[Figure record extracts]
┄┄┄┄┄┄┄┄┄┄
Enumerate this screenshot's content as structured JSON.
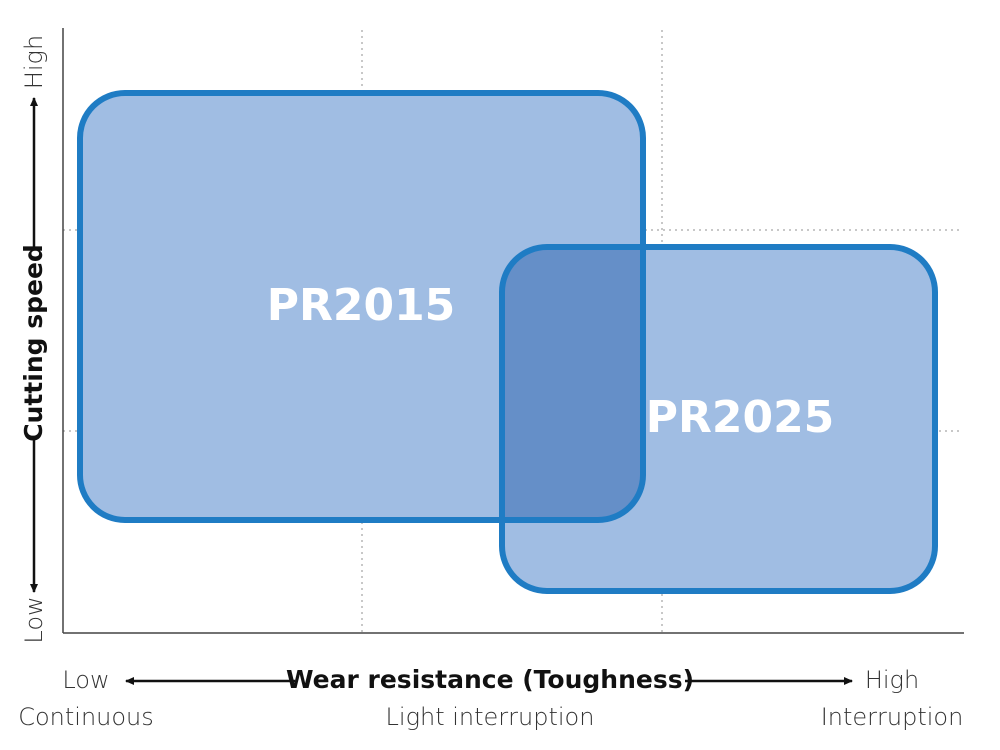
{
  "y_axis": {
    "label": "Cutting speed",
    "high": "High",
    "low": "Low"
  },
  "x_axis": {
    "label": "Wear resistance (Toughness)",
    "low": "Low",
    "high": "High",
    "zones": [
      "Continuous",
      "Light interruption",
      "Interruption"
    ]
  },
  "regions": [
    {
      "label": "PR2015"
    },
    {
      "label": "PR2025"
    }
  ]
}
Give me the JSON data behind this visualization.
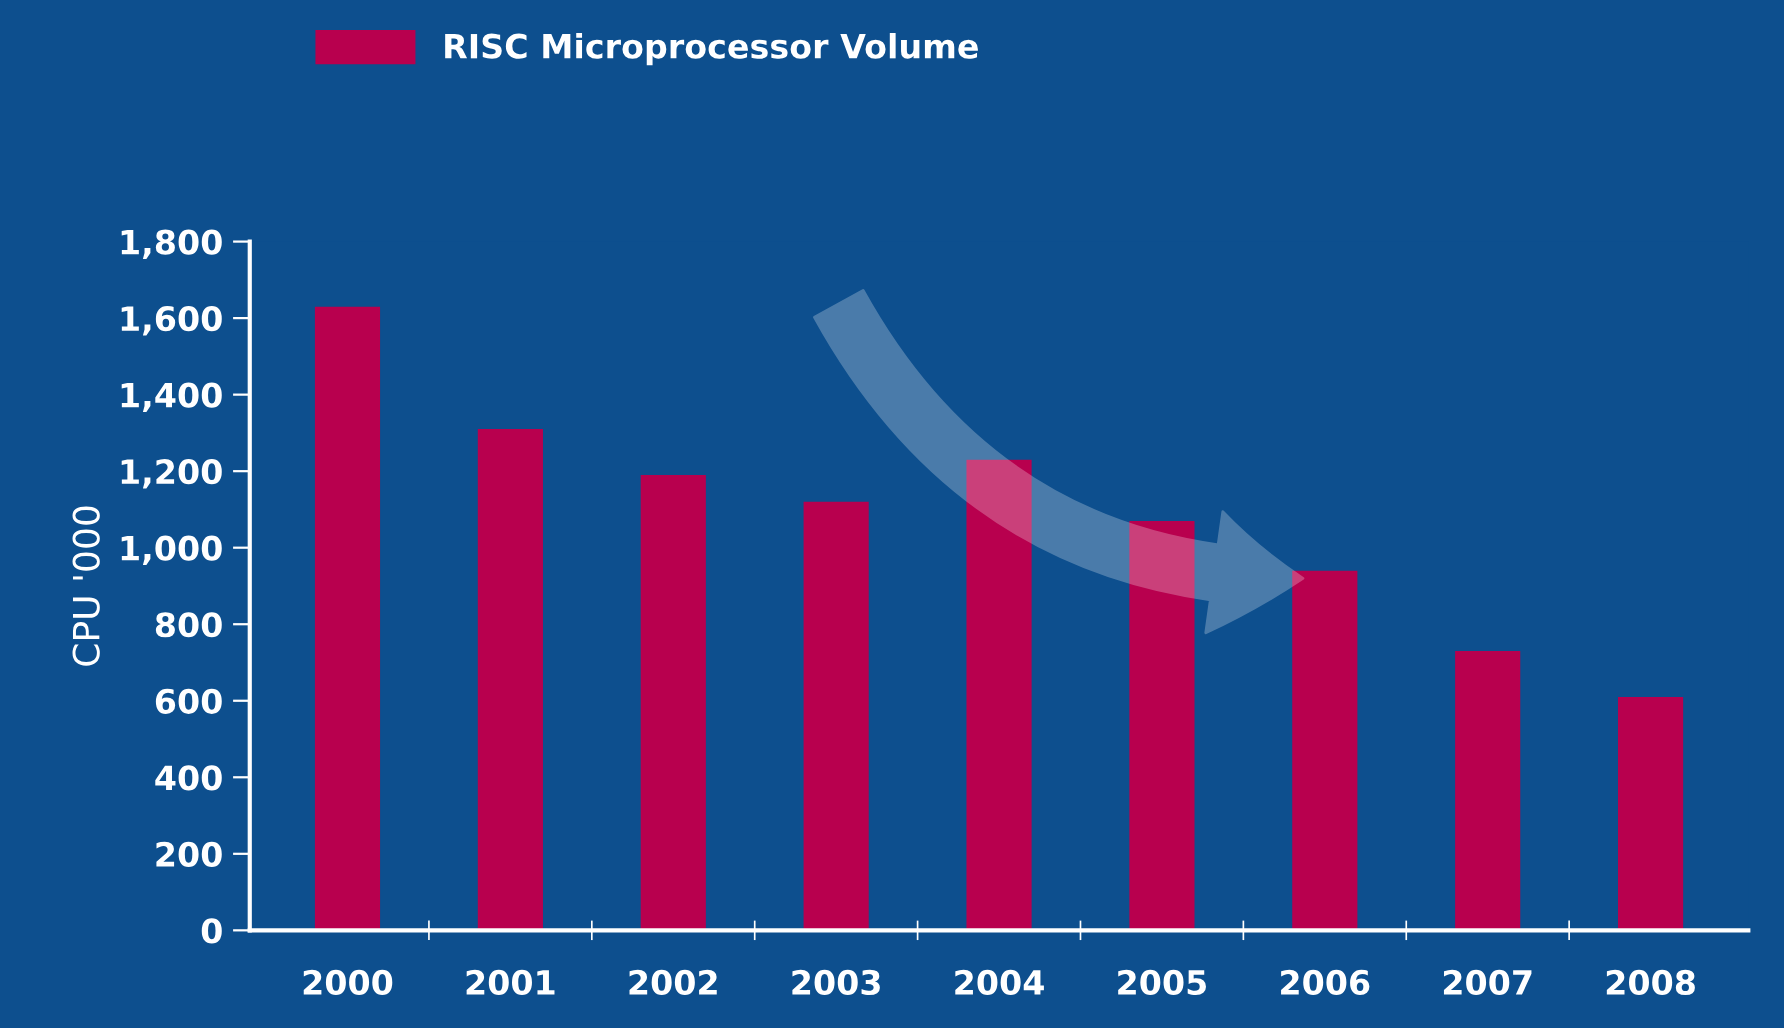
{
  "chart_data": {
    "type": "bar",
    "ylabel": "CPU '000",
    "categories": [
      "2000",
      "2001",
      "2002",
      "2003",
      "2004",
      "2005",
      "2006",
      "2007",
      "2008"
    ],
    "series": [
      {
        "name": "RISC Microprocessor Volume",
        "color": "#b8004e",
        "values": [
          1630,
          1310,
          1190,
          1120,
          1230,
          1070,
          940,
          730,
          610
        ]
      }
    ],
    "ylim": [
      0,
      1800
    ],
    "yticks": [
      0,
      {
        "value": 200,
        "label": "200"
      },
      {
        "value": 400,
        "label": "400"
      },
      {
        "value": 600,
        "label": "600"
      },
      {
        "value": 800,
        "label": "800"
      },
      {
        "value": 1000,
        "label": "1,000"
      },
      {
        "value": 1200,
        "label": "1,200"
      },
      {
        "value": 1400,
        "label": "1,400"
      },
      {
        "value": 1600,
        "label": "1,600"
      },
      {
        "value": 1800,
        "label": "1,800"
      }
    ],
    "grid": false,
    "legend": "top left"
  }
}
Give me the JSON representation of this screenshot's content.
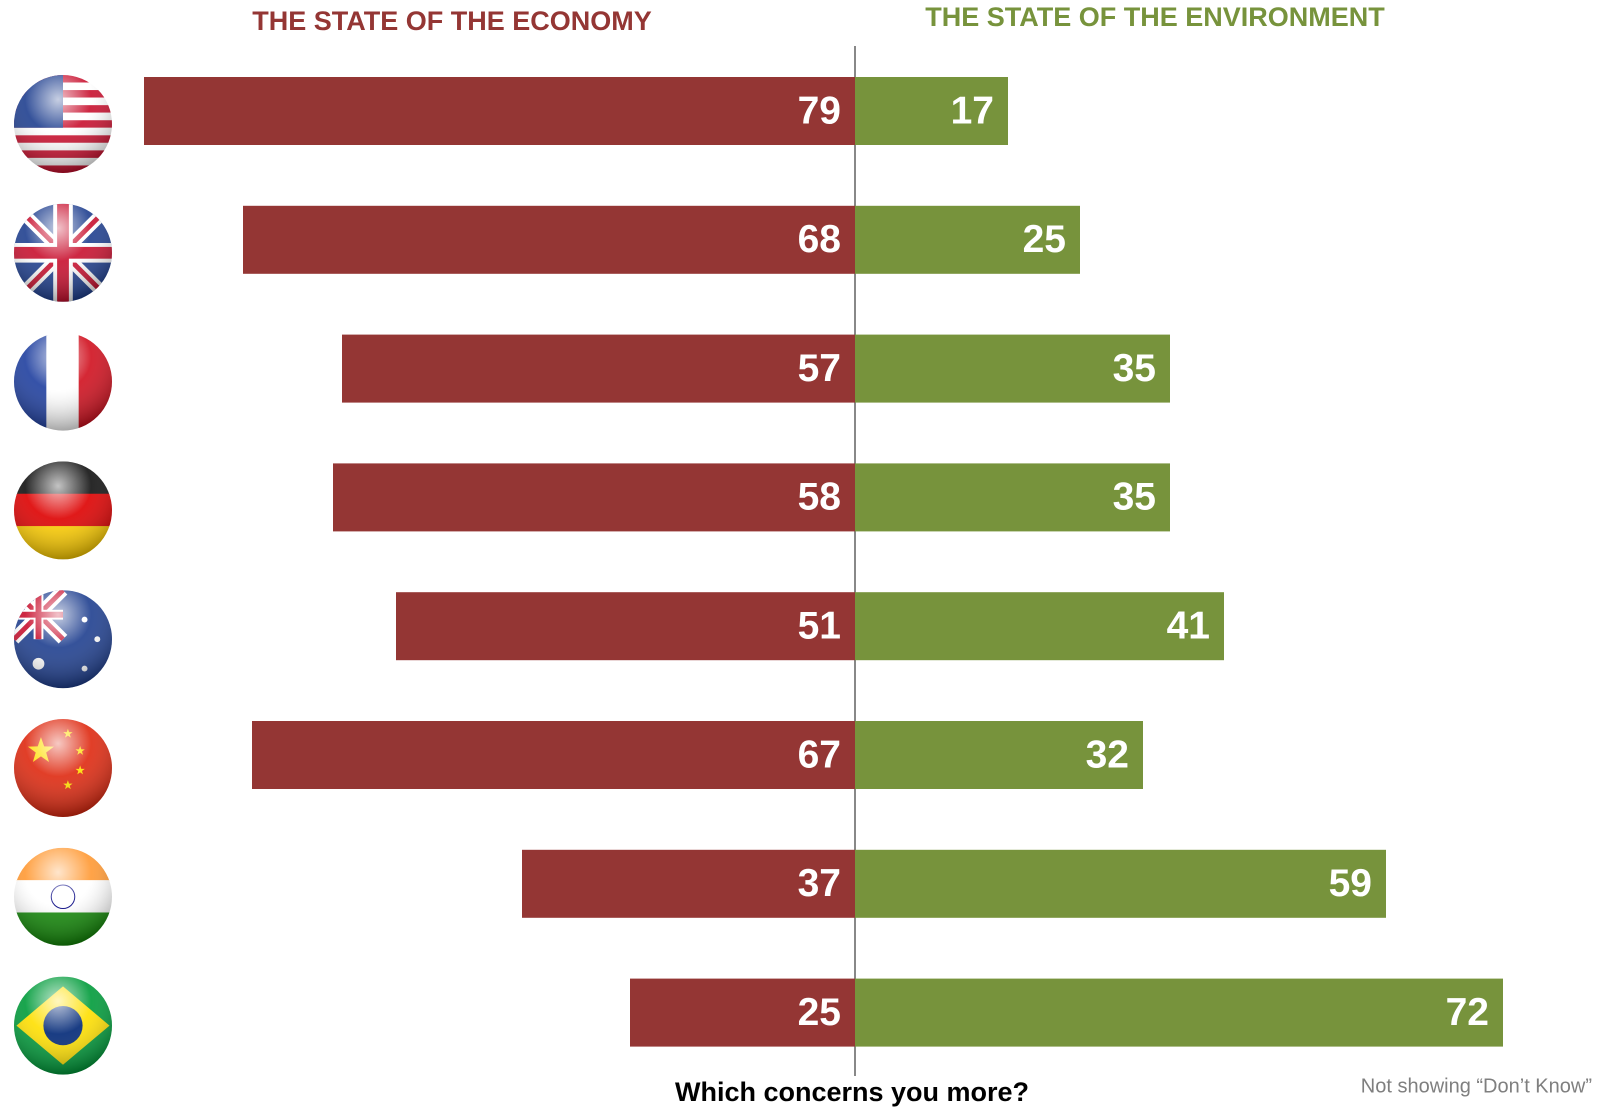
{
  "chart_data": {
    "type": "diverging-bar",
    "categories": [
      null,
      null,
      null,
      null,
      null,
      null,
      null,
      null
    ],
    "series": [
      {
        "name": "THE STATE OF THE ECONOMY",
        "color": "#943634",
        "values": [
          79,
          68,
          57,
          58,
          51,
          67,
          37,
          25
        ]
      },
      {
        "name": "THE STATE OF THE ENVIRONMENT",
        "color": "#77933c",
        "values": [
          17,
          25,
          35,
          35,
          41,
          32,
          59,
          72
        ]
      }
    ],
    "xlabel": "Which concerns you more?",
    "note": "Not showing “Don’t Know”"
  }
}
┄┄┄┄┄┄┄┄┄┄
[Given request]
Write the entries above out in full, exactly, with no images.

[Solution to the problem]
Enumerate this screenshot's content as structured JSON.
{
  "y_axis": {
    "label": "Cutting speed",
    "high": "High",
    "low": "Low"
  },
  "x_axis": {
    "label": "Wear resistance (Toughness)",
    "low": "Low",
    "high": "High",
    "zones": [
      "Continuous",
      "Light interruption",
      "Interruption"
    ]
  },
  "regions": [
    {
      "label": "PR2015"
    },
    {
      "label": "PR2025"
    }
  ]
}
Give me the JSON data behind this visualization.
{
  "chart_data": {
    "type": "bar",
    "ylabel": "CPU '000",
    "categories": [
      "2000",
      "2001",
      "2002",
      "2003",
      "2004",
      "2005",
      "2006",
      "2007",
      "2008"
    ],
    "series": [
      {
        "name": "RISC Microprocessor Volume",
        "color": "#b8004e",
        "values": [
          1630,
          1310,
          1190,
          1120,
          1230,
          1070,
          940,
          730,
          610
        ]
      }
    ],
    "ylim": [
      0,
      1800
    ],
    "yticks": [
      0,
      {
        "value": 200,
        "label": "200"
      },
      {
        "value": 400,
        "label": "400"
      },
      {
        "value": 600,
        "label": "600"
      },
      {
        "value": 800,
        "label": "800"
      },
      {
        "value": 1000,
        "label": "1,000"
      },
      {
        "value": 1200,
        "label": "1,200"
      },
      {
        "value": 1400,
        "label": "1,400"
      },
      {
        "value": 1600,
        "label": "1,600"
      },
      {
        "value": 1800,
        "label": "1,800"
      }
    ],
    "grid": false,
    "legend": "top left"
  }
}
Give me the JSON representation of this screenshot's content.
{
  "chart_data": {
    "type": "diverging-bar",
    "categories": [
      null,
      null,
      null,
      null,
      null,
      null,
      null,
      null
    ],
    "series": [
      {
        "name": "THE STATE OF THE ECONOMY",
        "color": "#943634",
        "values": [
          79,
          68,
          57,
          58,
          51,
          67,
          37,
          25
        ]
      },
      {
        "name": "THE STATE OF THE ENVIRONMENT",
        "color": "#77933c",
        "values": [
          17,
          25,
          35,
          35,
          41,
          32,
          59,
          72
        ]
      }
    ],
    "xlabel": "Which concerns you more?",
    "note": "Not showing “Don’t Know”"
  }
}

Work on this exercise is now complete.